Count lines, not occurrences: report how many lines in the records hold the string "this", and nothing else.

[RECORDS TO USE]

-----

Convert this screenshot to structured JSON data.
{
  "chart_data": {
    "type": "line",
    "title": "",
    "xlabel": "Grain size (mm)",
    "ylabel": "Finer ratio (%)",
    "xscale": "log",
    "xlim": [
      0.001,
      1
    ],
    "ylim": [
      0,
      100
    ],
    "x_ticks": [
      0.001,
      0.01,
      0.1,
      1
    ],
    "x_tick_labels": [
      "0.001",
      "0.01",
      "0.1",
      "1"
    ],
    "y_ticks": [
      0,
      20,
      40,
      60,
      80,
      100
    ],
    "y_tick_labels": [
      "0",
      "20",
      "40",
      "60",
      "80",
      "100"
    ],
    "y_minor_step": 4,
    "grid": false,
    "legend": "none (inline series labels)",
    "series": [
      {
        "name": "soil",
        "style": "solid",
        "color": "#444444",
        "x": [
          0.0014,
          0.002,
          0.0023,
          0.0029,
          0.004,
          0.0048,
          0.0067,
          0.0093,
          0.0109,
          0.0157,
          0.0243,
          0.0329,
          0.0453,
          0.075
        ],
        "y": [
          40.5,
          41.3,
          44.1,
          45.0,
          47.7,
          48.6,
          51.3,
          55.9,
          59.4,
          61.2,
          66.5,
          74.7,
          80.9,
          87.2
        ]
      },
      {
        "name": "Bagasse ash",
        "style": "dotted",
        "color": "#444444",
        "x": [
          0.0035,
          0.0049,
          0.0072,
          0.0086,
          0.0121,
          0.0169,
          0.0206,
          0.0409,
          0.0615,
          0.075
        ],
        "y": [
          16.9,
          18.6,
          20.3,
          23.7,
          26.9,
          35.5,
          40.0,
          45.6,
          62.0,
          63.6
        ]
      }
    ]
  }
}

-----

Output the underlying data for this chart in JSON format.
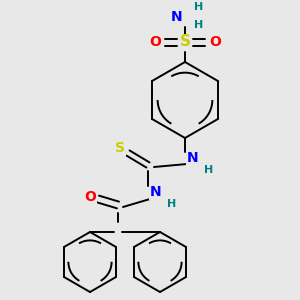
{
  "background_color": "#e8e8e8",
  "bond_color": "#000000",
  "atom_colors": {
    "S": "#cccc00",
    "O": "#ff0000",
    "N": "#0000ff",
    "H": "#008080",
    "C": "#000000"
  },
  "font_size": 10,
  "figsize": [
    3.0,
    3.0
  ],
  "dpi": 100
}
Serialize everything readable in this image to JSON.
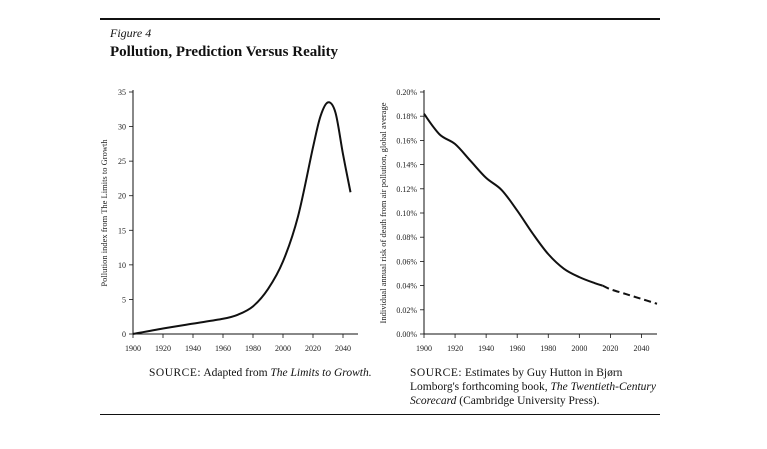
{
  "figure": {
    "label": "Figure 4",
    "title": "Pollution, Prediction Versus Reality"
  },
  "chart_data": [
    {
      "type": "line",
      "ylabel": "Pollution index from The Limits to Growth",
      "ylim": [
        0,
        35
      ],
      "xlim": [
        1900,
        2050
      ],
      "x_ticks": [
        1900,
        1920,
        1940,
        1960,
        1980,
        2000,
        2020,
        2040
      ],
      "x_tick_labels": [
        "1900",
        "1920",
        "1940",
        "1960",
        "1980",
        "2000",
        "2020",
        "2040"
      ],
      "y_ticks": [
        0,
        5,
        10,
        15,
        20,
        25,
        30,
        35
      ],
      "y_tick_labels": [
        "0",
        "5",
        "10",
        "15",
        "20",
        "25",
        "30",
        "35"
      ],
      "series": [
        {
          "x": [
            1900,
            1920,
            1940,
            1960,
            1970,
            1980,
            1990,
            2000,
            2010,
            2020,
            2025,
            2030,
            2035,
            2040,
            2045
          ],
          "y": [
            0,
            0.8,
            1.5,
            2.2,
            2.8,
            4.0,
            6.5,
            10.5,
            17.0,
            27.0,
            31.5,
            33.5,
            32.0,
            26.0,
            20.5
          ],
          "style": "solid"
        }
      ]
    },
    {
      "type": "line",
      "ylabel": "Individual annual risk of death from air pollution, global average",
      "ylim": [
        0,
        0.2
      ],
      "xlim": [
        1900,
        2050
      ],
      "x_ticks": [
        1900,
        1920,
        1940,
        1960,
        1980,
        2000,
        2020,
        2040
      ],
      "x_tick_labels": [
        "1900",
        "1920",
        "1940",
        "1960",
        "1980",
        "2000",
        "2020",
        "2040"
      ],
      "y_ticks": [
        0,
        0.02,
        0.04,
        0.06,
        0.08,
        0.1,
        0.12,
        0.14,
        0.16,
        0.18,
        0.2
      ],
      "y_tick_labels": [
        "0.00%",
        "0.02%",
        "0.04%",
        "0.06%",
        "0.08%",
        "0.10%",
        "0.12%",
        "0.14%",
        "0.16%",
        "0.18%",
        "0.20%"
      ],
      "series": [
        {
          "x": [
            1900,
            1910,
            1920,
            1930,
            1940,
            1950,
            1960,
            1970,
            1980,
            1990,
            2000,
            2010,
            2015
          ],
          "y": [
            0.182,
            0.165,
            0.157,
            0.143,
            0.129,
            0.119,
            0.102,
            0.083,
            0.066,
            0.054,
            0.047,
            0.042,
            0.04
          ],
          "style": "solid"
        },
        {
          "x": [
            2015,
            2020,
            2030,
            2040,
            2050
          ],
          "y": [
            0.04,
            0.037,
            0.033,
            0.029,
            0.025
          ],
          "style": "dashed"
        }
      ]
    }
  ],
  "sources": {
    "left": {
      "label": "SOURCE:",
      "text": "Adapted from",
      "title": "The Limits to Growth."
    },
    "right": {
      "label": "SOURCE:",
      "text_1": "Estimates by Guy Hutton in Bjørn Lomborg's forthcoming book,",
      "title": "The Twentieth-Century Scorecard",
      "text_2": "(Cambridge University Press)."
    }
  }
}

-----

[COMPLETE RESPONSE]
3